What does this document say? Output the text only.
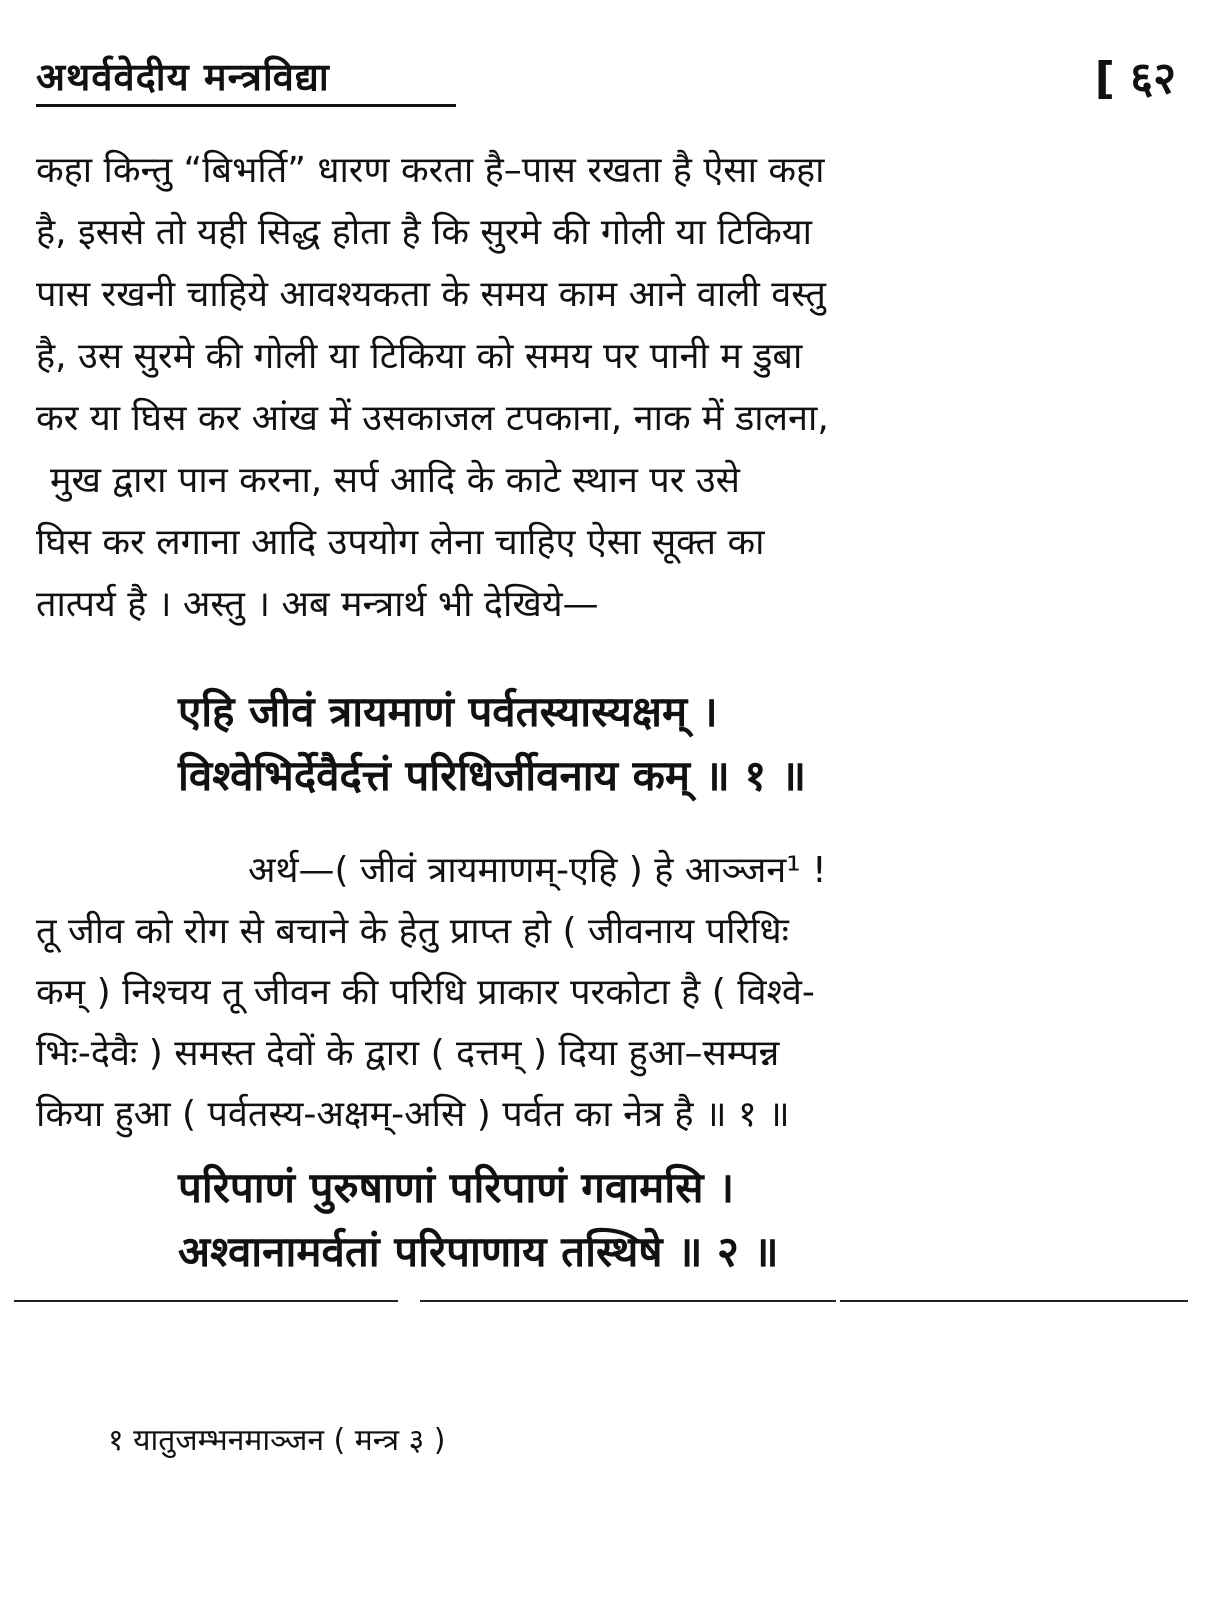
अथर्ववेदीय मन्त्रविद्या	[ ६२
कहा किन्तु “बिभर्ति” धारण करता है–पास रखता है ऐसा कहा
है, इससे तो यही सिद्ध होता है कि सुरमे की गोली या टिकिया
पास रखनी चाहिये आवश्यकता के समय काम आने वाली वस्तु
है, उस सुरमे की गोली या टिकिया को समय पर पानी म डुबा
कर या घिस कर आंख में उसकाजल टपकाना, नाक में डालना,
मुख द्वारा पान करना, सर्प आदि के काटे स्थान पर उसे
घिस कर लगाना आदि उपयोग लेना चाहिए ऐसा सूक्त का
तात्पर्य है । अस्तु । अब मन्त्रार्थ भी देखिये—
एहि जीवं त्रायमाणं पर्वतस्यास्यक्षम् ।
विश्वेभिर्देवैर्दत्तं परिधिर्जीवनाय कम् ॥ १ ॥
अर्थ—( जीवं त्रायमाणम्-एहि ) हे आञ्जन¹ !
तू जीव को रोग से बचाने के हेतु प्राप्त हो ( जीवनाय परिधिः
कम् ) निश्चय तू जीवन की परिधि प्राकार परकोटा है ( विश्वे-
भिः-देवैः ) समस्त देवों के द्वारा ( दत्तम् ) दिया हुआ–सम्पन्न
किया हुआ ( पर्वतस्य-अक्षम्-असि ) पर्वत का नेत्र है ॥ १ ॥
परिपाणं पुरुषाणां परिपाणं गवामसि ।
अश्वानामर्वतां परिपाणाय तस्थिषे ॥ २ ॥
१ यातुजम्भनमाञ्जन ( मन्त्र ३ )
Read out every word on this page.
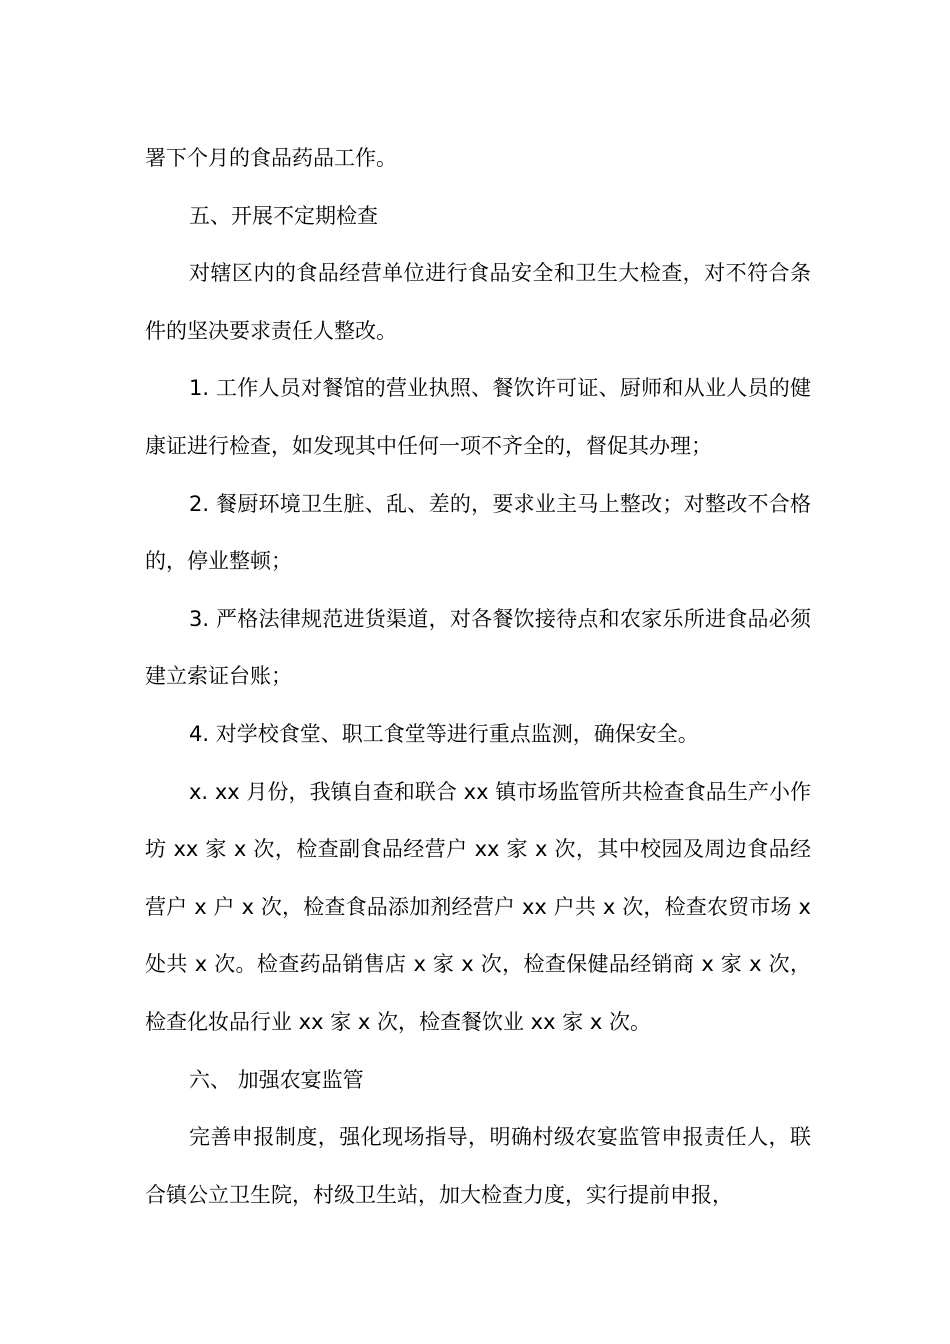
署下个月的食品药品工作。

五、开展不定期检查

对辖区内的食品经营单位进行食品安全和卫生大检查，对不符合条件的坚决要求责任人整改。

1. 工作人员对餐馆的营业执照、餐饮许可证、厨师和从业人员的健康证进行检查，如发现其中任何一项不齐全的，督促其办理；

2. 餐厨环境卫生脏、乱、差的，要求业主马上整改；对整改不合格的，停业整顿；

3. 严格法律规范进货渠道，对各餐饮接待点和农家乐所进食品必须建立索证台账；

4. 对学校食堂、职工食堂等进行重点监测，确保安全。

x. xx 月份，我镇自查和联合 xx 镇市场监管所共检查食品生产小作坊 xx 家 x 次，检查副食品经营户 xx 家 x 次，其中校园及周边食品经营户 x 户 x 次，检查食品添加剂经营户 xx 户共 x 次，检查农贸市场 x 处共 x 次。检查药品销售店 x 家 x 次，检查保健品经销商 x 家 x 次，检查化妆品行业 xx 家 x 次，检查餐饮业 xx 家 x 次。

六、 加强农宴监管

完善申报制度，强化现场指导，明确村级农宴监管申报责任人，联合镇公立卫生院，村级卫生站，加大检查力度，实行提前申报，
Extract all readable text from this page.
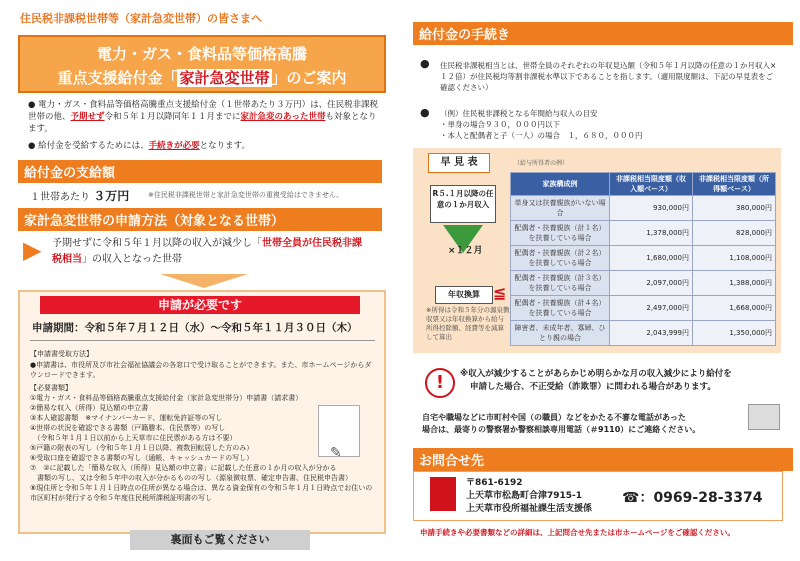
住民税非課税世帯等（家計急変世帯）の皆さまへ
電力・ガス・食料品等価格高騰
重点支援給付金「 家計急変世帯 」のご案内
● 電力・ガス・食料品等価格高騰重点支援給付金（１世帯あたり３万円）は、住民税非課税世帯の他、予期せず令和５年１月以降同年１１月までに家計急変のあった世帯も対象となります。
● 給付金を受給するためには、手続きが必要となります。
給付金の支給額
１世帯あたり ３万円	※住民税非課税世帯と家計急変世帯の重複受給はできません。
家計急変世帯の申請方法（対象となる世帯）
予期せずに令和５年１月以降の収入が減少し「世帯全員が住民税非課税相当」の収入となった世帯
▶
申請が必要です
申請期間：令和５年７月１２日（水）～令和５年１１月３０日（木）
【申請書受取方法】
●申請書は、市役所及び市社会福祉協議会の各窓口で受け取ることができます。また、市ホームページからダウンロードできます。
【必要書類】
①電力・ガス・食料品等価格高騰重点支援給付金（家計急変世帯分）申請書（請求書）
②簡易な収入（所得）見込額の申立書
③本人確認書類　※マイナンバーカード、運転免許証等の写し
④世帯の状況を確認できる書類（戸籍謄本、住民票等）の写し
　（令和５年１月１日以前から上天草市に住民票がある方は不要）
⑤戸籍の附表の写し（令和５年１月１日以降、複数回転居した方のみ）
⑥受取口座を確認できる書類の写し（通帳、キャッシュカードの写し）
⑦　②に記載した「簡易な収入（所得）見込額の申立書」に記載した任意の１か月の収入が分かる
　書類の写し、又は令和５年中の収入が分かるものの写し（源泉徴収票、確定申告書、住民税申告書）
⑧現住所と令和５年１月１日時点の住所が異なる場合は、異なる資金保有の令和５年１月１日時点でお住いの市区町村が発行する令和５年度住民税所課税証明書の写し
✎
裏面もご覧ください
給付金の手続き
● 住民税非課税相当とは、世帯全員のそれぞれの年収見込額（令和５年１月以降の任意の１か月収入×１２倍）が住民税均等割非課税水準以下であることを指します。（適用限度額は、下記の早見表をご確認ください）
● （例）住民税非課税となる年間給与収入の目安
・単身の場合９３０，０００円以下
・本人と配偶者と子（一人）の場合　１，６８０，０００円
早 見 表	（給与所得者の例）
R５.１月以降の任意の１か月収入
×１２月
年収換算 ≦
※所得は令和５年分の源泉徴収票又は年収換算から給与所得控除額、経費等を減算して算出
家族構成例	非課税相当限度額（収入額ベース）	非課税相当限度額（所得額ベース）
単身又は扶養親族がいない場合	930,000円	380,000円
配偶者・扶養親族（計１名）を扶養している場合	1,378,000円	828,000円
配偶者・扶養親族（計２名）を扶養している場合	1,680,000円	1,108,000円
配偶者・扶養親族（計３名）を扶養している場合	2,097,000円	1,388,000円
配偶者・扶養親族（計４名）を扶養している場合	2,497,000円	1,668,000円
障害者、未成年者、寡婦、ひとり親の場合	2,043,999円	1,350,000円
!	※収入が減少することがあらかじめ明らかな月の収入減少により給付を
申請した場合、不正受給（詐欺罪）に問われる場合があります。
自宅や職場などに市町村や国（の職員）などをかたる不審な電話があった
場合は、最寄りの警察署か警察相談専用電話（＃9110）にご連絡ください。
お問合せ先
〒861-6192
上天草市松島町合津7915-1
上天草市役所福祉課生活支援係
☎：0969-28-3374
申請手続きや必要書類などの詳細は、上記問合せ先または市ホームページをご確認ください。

════════════════

From the entries above, copy out every line where the string "this" appears.

**EXERCISE ANSWER**
What does this document say? Output the text only.
Read out every word on this page.
Extract all readable text from this page.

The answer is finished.